◆ Requirements: Exactly the lines from the line containing "What text is on this page?" through the final line of the entries below must be returned, and only those, without pictures.

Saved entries
========
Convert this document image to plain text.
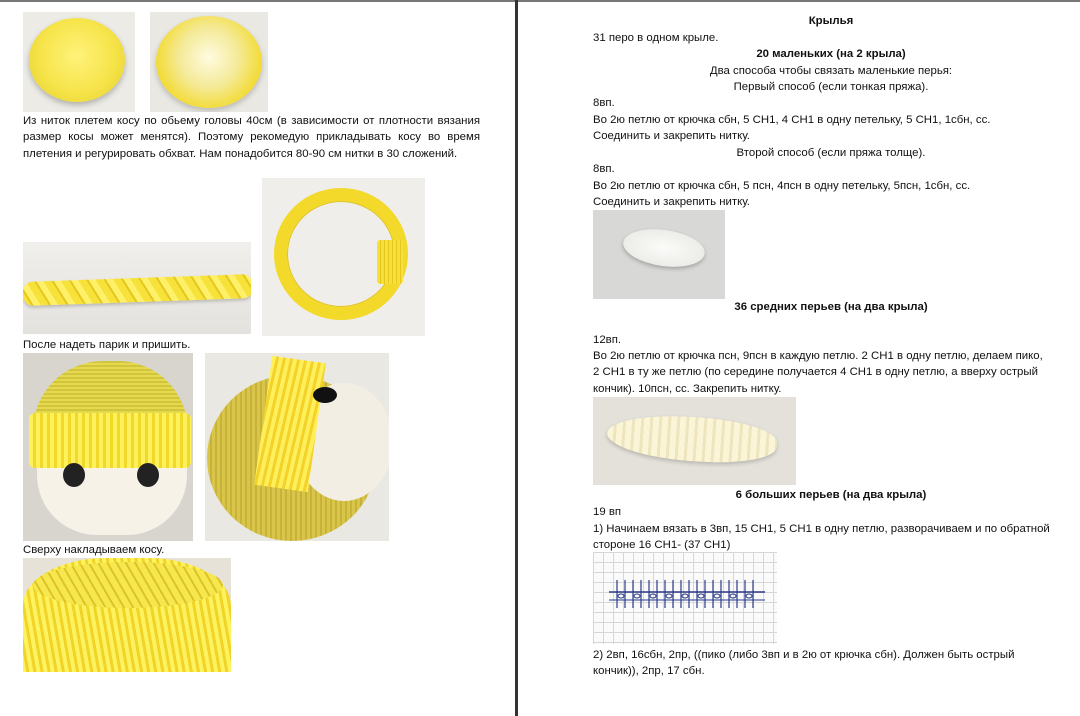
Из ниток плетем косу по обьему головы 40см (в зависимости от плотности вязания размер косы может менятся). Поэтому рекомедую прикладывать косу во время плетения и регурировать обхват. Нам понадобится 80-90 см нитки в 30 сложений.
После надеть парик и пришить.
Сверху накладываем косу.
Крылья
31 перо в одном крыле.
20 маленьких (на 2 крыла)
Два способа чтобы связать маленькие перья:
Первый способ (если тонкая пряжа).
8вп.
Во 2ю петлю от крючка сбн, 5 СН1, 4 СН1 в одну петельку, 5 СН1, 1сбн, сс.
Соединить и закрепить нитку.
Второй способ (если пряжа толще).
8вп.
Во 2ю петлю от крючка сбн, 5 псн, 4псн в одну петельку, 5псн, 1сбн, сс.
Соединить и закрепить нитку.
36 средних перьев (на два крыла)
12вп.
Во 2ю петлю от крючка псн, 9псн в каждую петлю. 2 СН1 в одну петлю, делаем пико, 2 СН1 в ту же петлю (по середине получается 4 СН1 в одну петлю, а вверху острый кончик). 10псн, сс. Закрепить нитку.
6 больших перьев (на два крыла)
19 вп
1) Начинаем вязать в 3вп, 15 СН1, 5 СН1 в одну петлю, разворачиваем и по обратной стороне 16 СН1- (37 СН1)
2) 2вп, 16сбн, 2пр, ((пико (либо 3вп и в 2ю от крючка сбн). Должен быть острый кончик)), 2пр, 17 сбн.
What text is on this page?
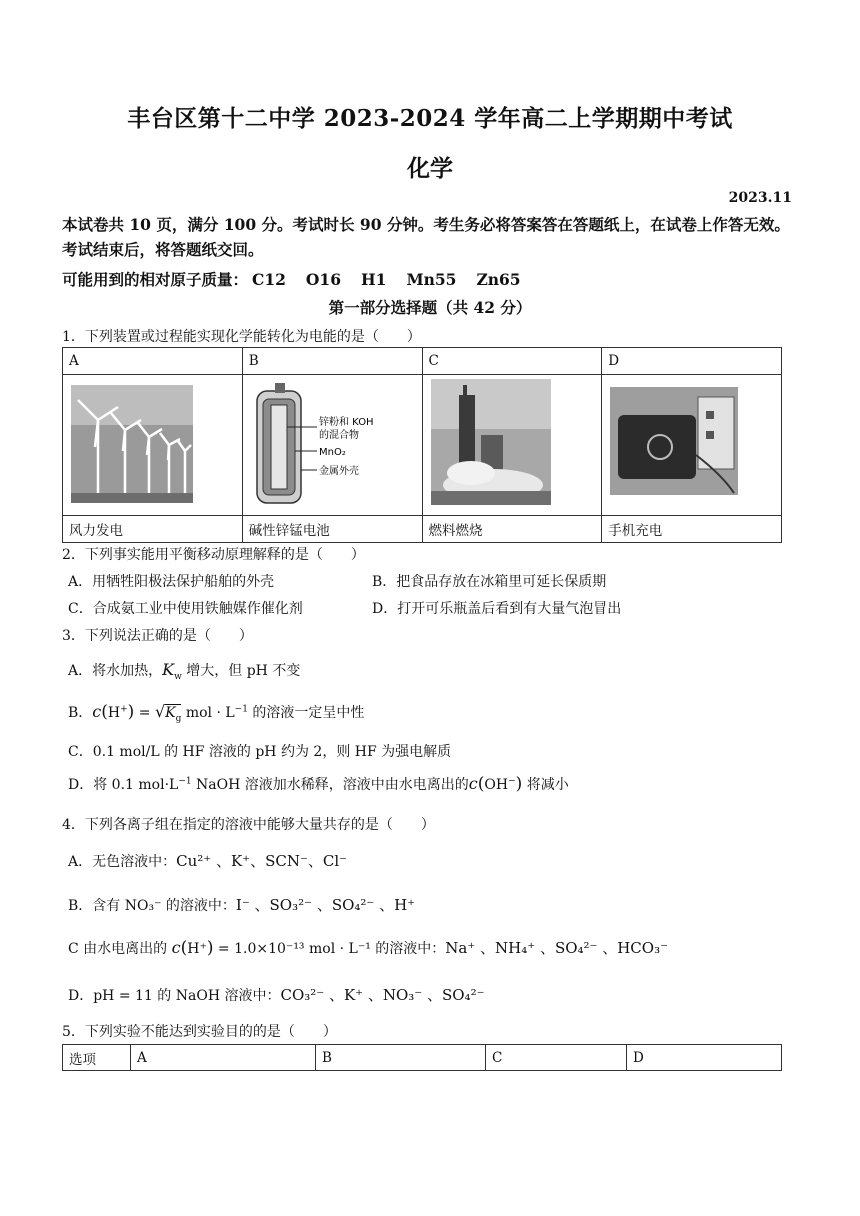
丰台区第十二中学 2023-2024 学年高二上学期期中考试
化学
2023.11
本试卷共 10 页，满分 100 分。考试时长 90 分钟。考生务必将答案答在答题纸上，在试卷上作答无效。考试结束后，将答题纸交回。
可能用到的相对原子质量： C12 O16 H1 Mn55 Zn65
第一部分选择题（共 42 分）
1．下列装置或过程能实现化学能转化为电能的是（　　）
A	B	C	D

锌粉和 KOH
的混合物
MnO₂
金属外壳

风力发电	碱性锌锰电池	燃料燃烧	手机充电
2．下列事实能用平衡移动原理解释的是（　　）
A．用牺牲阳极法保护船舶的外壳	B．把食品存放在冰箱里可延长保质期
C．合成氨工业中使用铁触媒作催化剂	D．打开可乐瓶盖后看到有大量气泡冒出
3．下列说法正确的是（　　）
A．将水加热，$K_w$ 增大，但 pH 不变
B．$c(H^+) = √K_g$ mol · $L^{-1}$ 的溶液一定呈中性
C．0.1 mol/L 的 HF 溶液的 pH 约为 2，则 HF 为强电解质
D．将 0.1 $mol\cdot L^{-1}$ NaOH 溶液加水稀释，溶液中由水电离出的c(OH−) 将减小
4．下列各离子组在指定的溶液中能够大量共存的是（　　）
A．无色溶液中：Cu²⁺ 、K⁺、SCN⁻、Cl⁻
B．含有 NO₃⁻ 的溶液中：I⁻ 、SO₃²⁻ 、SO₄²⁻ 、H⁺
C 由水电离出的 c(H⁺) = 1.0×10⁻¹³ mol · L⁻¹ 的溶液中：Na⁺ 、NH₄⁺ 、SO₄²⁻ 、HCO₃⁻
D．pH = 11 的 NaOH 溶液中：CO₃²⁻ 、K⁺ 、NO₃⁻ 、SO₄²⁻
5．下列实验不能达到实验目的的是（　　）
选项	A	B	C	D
========
◆ Written response:
What text is on this page?
丰台区第十二中学 2023-2024 学年高二上学期期中考试
化学
2023.11
本试卷共 10 页，满分 100 分。考试时长 90 分钟。考生务必将答案答在答题纸上，在试卷上作答无效。考试结束后，将答题纸交回。
可能用到的相对原子质量： C12 O16 H1 Mn55 Zn65
第一部分选择题（共 42 分）
1．下列装置或过程能实现化学能转化为电能的是（　　）
A	B	C	D

锌粉和 KOH
的混合物
MnO₂
金属外壳

风力发电	碱性锌锰电池	燃料燃烧	手机充电
2．下列事实能用平衡移动原理解释的是（　　）
A．用牺牲阳极法保护船舶的外壳	B．把食品存放在冰箱里可延长保质期
C．合成氨工业中使用铁触媒作催化剂	D．打开可乐瓶盖后看到有大量气泡冒出
3．下列说法正确的是（　　）
A．将水加热，$K_w$ 增大，但 pH 不变
B．$c(H^+) = √K_g$ mol · $L^{-1}$ 的溶液一定呈中性
C．0.1 mol/L 的 HF 溶液的 pH 约为 2，则 HF 为强电解质
D．将 0.1 $mol\cdot L^{-1}$ NaOH 溶液加水稀释，溶液中由水电离出的c(OH−) 将减小
4．下列各离子组在指定的溶液中能够大量共存的是（　　）
A．无色溶液中：Cu²⁺ 、K⁺、SCN⁻、Cl⁻
B．含有 NO₃⁻ 的溶液中：I⁻ 、SO₃²⁻ 、SO₄²⁻ 、H⁺
C 由水电离出的 c(H⁺) = 1.0×10⁻¹³ mol · L⁻¹ 的溶液中：Na⁺ 、NH₄⁺ 、SO₄²⁻ 、HCO₃⁻
D．pH = 11 的 NaOH 溶液中：CO₃²⁻ 、K⁺ 、NO₃⁻ 、SO₄²⁻
5．下列实验不能达到实验目的的是（　　）
选项	A	B	C	D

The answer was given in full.